### Record set
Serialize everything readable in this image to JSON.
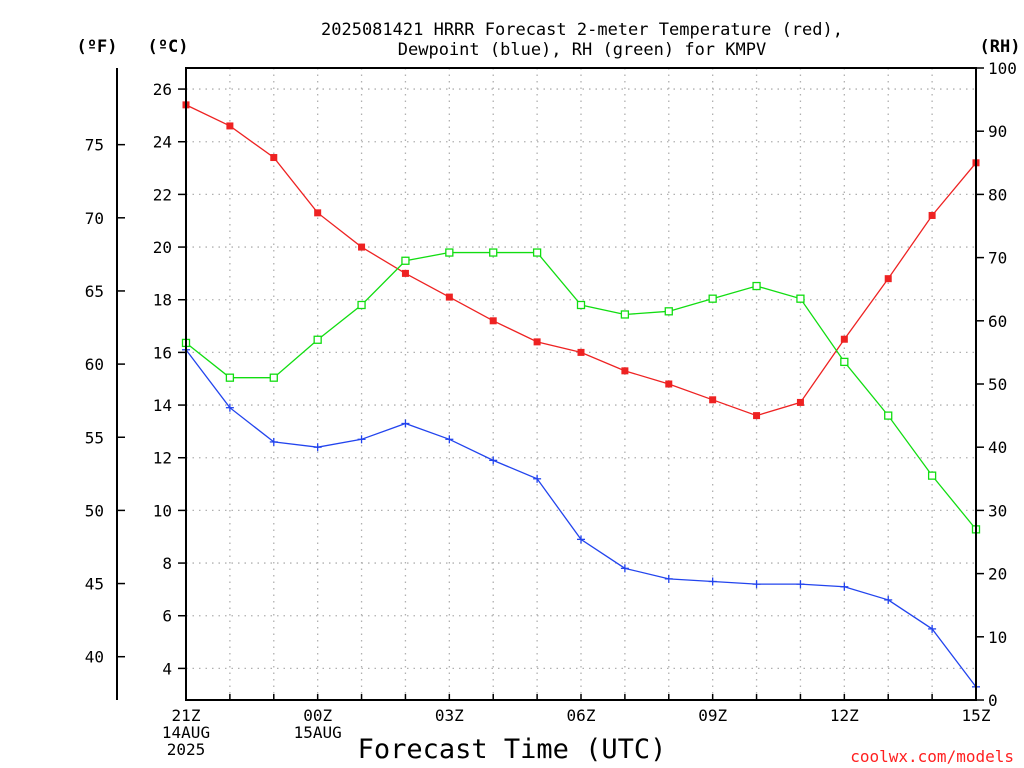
{
  "chart_data": {
    "type": "line",
    "title_line1": "2025081421 HRRR Forecast 2-meter Temperature (red),",
    "title_line2": "Dewpoint (blue), RH (green) for KMPV",
    "xlabel": "Forecast Time (UTC)",
    "credit": "coolwx.com/models",
    "unit_f": "(ºF)",
    "unit_c": "(ºC)",
    "unit_rh": "(RH)",
    "x": [
      0,
      1,
      2,
      3,
      4,
      5,
      6,
      7,
      8,
      9,
      10,
      11,
      12,
      13,
      14,
      15,
      16,
      17,
      18
    ],
    "x_ticks": [
      {
        "x": 0,
        "lines": [
          "21Z",
          "14AUG",
          "2025"
        ]
      },
      {
        "x": 3,
        "lines": [
          "00Z",
          "15AUG"
        ]
      },
      {
        "x": 6,
        "lines": [
          "03Z"
        ]
      },
      {
        "x": 9,
        "lines": [
          "06Z"
        ]
      },
      {
        "x": 12,
        "lines": [
          "09Z"
        ]
      },
      {
        "x": 15,
        "lines": [
          "12Z"
        ]
      },
      {
        "x": 18,
        "lines": [
          "15Z"
        ]
      }
    ],
    "xlim": [
      0,
      18
    ],
    "ylim_c": [
      2.8,
      26.8
    ],
    "ylim_rh": [
      0,
      100
    ],
    "y_ticks_c": [
      4,
      6,
      8,
      10,
      12,
      14,
      16,
      18,
      20,
      22,
      24,
      26
    ],
    "y_ticks_f": [
      40,
      45,
      50,
      55,
      60,
      65,
      70,
      75
    ],
    "y_ticks_rh": [
      0,
      10,
      20,
      30,
      40,
      50,
      60,
      70,
      80,
      90,
      100
    ],
    "grid": true,
    "series": [
      {
        "name": "Temperature",
        "axis": "c",
        "color": "#ee2222",
        "marker": "square-filled",
        "values": [
          25.4,
          24.6,
          23.4,
          21.3,
          20.0,
          19.0,
          18.1,
          17.2,
          16.4,
          16.0,
          15.3,
          14.8,
          14.2,
          13.6,
          14.1,
          16.5,
          18.8,
          21.2,
          23.2
        ]
      },
      {
        "name": "Dewpoint",
        "axis": "c",
        "color": "#2244ee",
        "marker": "plus",
        "values": [
          16.1,
          13.9,
          12.6,
          12.4,
          12.7,
          13.3,
          12.7,
          11.9,
          11.2,
          8.9,
          7.8,
          7.4,
          7.3,
          7.2,
          7.2,
          7.1,
          6.6,
          5.5,
          3.3
        ]
      },
      {
        "name": "RH",
        "axis": "rh",
        "color": "#11dd11",
        "marker": "square-open",
        "values": [
          56.5,
          51.0,
          51.0,
          57.0,
          62.5,
          69.5,
          70.8,
          70.8,
          70.8,
          62.5,
          61.0,
          61.5,
          63.5,
          65.5,
          63.5,
          53.5,
          45.0,
          35.5,
          27.0
        ]
      }
    ]
  }
}
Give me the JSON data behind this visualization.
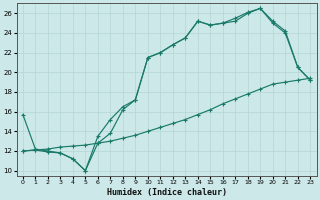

### Given exercise
Retype every record above exactly as written, but leave out the pictures.

### Full answer
Serialize everything readable in this image to JSON.
{
  "chart_data": {
    "type": "line",
    "title_line1": "2025081421 HRRR Forecast 2-meter Temperature (red),",
    "title_line2": "Dewpoint (blue), RH (green) for KMPV",
    "xlabel": "Forecast Time (UTC)",
    "credit": "coolwx.com/models",
    "unit_f": "(ºF)",
    "unit_c": "(ºC)",
    "unit_rh": "(RH)",
    "x": [
      0,
      1,
      2,
      3,
      4,
      5,
      6,
      7,
      8,
      9,
      10,
      11,
      12,
      13,
      14,
      15,
      16,
      17,
      18
    ],
    "x_ticks": [
      {
        "x": 0,
        "lines": [
          "21Z",
          "14AUG",
          "2025"
        ]
      },
      {
        "x": 3,
        "lines": [
          "00Z",
          "15AUG"
        ]
      },
      {
        "x": 6,
        "lines": [
          "03Z"
        ]
      },
      {
        "x": 9,
        "lines": [
          "06Z"
        ]
      },
      {
        "x": 12,
        "lines": [
          "09Z"
        ]
      },
      {
        "x": 15,
        "lines": [
          "12Z"
        ]
      },
      {
        "x": 18,
        "lines": [
          "15Z"
        ]
      }
    ],
    "xlim": [
      0,
      18
    ],
    "ylim_c": [
      2.8,
      26.8
    ],
    "ylim_rh": [
      0,
      100
    ],
    "y_ticks_c": [
      4,
      6,
      8,
      10,
      12,
      14,
      16,
      18,
      20,
      22,
      24,
      26
    ],
    "y_ticks_f": [
      40,
      45,
      50,
      55,
      60,
      65,
      70,
      75
    ],
    "y_ticks_rh": [
      0,
      10,
      20,
      30,
      40,
      50,
      60,
      70,
      80,
      90,
      100
    ],
    "grid": true,
    "series": [
      {
        "name": "Temperature",
        "axis": "c",
        "color": "#ee2222",
        "marker": "square-filled",
        "values": [
          25.4,
          24.6,
          23.4,
          21.3,
          20.0,
          19.0,
          18.1,
          17.2,
          16.4,
          16.0,
          15.3,
          14.8,
          14.2,
          13.6,
          14.1,
          16.5,
          18.8,
          21.2,
          23.2
        ]
      },
      {
        "name": "Dewpoint",
        "axis": "c",
        "color": "#2244ee",
        "marker": "plus",
        "values": [
          16.1,
          13.9,
          12.6,
          12.4,
          12.7,
          13.3,
          12.7,
          11.9,
          11.2,
          8.9,
          7.8,
          7.4,
          7.3,
          7.2,
          7.2,
          7.1,
          6.6,
          5.5,
          3.3
        ]
      },
      {
        "name": "RH",
        "axis": "rh",
        "color": "#11dd11",
        "marker": "square-open",
        "values": [
          56.5,
          51.0,
          51.0,
          57.0,
          62.5,
          69.5,
          70.8,
          70.8,
          70.8,
          62.5,
          61.0,
          61.5,
          63.5,
          65.5,
          63.5,
          53.5,
          45.0,
          35.5,
          27.0
        ]
      }
    ]
  }
}
Give me the JSON data behind this visualization.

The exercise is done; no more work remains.